BEGIN DATASET CONTENT
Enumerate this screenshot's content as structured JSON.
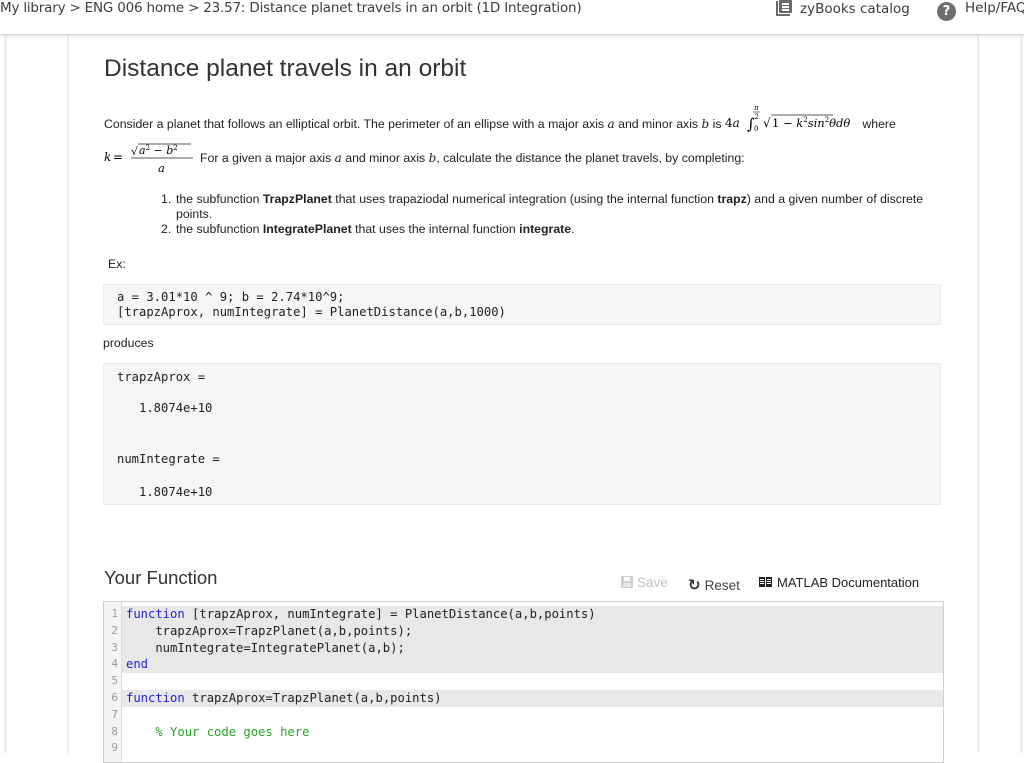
{
  "topbar": {
    "breadcrumb": [
      "My library",
      "ENG 006 home",
      "23.57: Distance planet travels in an orbit (1D Integration)"
    ],
    "separator": " > ",
    "catalog_label": "zyBooks catalog",
    "help_label": "Help/FAQ",
    "icons": {
      "catalog": "catalog-book-icon",
      "help": "help-question-icon"
    }
  },
  "problem": {
    "title": "Distance planet travels in an orbit",
    "intro_text_1": "Consider a planet that follows an elliptical orbit.  The perimeter of an ellipse with a major axis",
    "intro_a": "a",
    "intro_text_2": "and minor axis",
    "intro_b": "b",
    "intro_text_3": "is",
    "formula_perimeter": "4a ∫₀^{π/2} √(1 − k²sin²θ) dθ",
    "intro_text_4": "where",
    "formula_k": "k = √(a² − b²) / a",
    "given_text_1": "For a given a major axis",
    "given_a": "a",
    "given_text_2": "and minor axis",
    "given_b": "b",
    "given_text_3": ", calculate the distance the planet travels, by completing:",
    "tasks": [
      {
        "num": "1.",
        "pre": "the subfunction ",
        "bold1": "TrapzPlanet",
        "mid": " that uses trapaziodal numerical integration (using the internal function ",
        "bold2": "trapz",
        "post": ") and a given number of discrete points."
      },
      {
        "num": "2.",
        "pre": "the subfunction ",
        "bold1": "IntegratePlanet",
        "mid": " that uses the internal function ",
        "bold2": "integrate",
        "post": "."
      }
    ],
    "example_label": "Ex:",
    "example_code": [
      "a = 3.01*10 ^ 9; b = 2.74*10^9;",
      "[trapzAprox, numIntegrate] = PlanetDistance(a,b,1000)"
    ],
    "produces_label": "produces",
    "output": [
      "trapzAprox =",
      "   1.8074e+10",
      "numIntegrate =",
      "   1.8074e+10"
    ]
  },
  "your_function": {
    "title": "Your Function",
    "save_label": "Save",
    "reset_label": "Reset",
    "docs_label": "MATLAB Documentation",
    "save_enabled": false,
    "code_lines": [
      {
        "n": "1",
        "kw": "function",
        "text": " [trapzAprox, numIntegrate] = PlanetDistance(a,b,points)",
        "locked": true
      },
      {
        "n": "2",
        "kw": "",
        "text": "    trapzAprox=TrapzPlanet(a,b,points);",
        "locked": true
      },
      {
        "n": "3",
        "kw": "",
        "text": "    numIntegrate=IntegratePlanet(a,b);",
        "locked": true
      },
      {
        "n": "4",
        "kw": "end",
        "text": "",
        "locked": true
      },
      {
        "n": "5",
        "kw": "",
        "text": "",
        "locked": false
      },
      {
        "n": "6",
        "kw": "function",
        "text": " trapzAprox=TrapzPlanet(a,b,points)",
        "locked": true
      },
      {
        "n": "7",
        "kw": "",
        "text": "",
        "locked": false
      },
      {
        "n": "8",
        "kw": "",
        "comment": "    % Your code goes here",
        "text": "",
        "locked": false
      },
      {
        "n": "9",
        "kw": "",
        "text": "",
        "locked": false
      }
    ]
  },
  "colors": {
    "keyword": "#1f1fd8",
    "comment": "#27a327",
    "locked_line_bg": "#e8e8e8",
    "code_block_bg": "#f6f6f6"
  }
}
END DATASET CONTENT
Exclude the pictures. Write out the remaining data exactly.

EXERCISE OUTPUT >>
Enumerate this screenshot's content as structured JSON.
{
  "topbar": {
    "breadcrumb": [
      "My library",
      "ENG 006 home",
      "23.57: Distance planet travels in an orbit (1D Integration)"
    ],
    "separator": " > ",
    "catalog_label": "zyBooks catalog",
    "help_label": "Help/FAQ",
    "icons": {
      "catalog": "catalog-book-icon",
      "help": "help-question-icon"
    }
  },
  "problem": {
    "title": "Distance planet travels in an orbit",
    "intro_text_1": "Consider a planet that follows an elliptical orbit.  The perimeter of an ellipse with a major axis",
    "intro_a": "a",
    "intro_text_2": "and minor axis",
    "intro_b": "b",
    "intro_text_3": "is",
    "formula_perimeter": "4a ∫₀^{π/2} √(1 − k²sin²θ) dθ",
    "intro_text_4": "where",
    "formula_k": "k = √(a² − b²) / a",
    "given_text_1": "For a given a major axis",
    "given_a": "a",
    "given_text_2": "and minor axis",
    "given_b": "b",
    "given_text_3": ", calculate the distance the planet travels, by completing:",
    "tasks": [
      {
        "num": "1.",
        "pre": "the subfunction ",
        "bold1": "TrapzPlanet",
        "mid": " that uses trapaziodal numerical integration (using the internal function ",
        "bold2": "trapz",
        "post": ") and a given number of discrete points."
      },
      {
        "num": "2.",
        "pre": "the subfunction ",
        "bold1": "IntegratePlanet",
        "mid": " that uses the internal function ",
        "bold2": "integrate",
        "post": "."
      }
    ],
    "example_label": "Ex:",
    "example_code": [
      "a = 3.01*10 ^ 9; b = 2.74*10^9;",
      "[trapzAprox, numIntegrate] = PlanetDistance(a,b,1000)"
    ],
    "produces_label": "produces",
    "output": [
      "trapzAprox =",
      "   1.8074e+10",
      "numIntegrate =",
      "   1.8074e+10"
    ]
  },
  "your_function": {
    "title": "Your Function",
    "save_label": "Save",
    "reset_label": "Reset",
    "docs_label": "MATLAB Documentation",
    "save_enabled": false,
    "code_lines": [
      {
        "n": "1",
        "kw": "function",
        "text": " [trapzAprox, numIntegrate] = PlanetDistance(a,b,points)",
        "locked": true
      },
      {
        "n": "2",
        "kw": "",
        "text": "    trapzAprox=TrapzPlanet(a,b,points);",
        "locked": true
      },
      {
        "n": "3",
        "kw": "",
        "text": "    numIntegrate=IntegratePlanet(a,b);",
        "locked": true
      },
      {
        "n": "4",
        "kw": "end",
        "text": "",
        "locked": true
      },
      {
        "n": "5",
        "kw": "",
        "text": "",
        "locked": false
      },
      {
        "n": "6",
        "kw": "function",
        "text": " trapzAprox=TrapzPlanet(a,b,points)",
        "locked": true
      },
      {
        "n": "7",
        "kw": "",
        "text": "",
        "locked": false
      },
      {
        "n": "8",
        "kw": "",
        "comment": "    % Your code goes here",
        "text": "",
        "locked": false
      },
      {
        "n": "9",
        "kw": "",
        "text": "",
        "locked": false
      }
    ]
  },
  "colors": {
    "keyword": "#1f1fd8",
    "comment": "#27a327",
    "locked_line_bg": "#e8e8e8",
    "code_block_bg": "#f6f6f6"
  }
}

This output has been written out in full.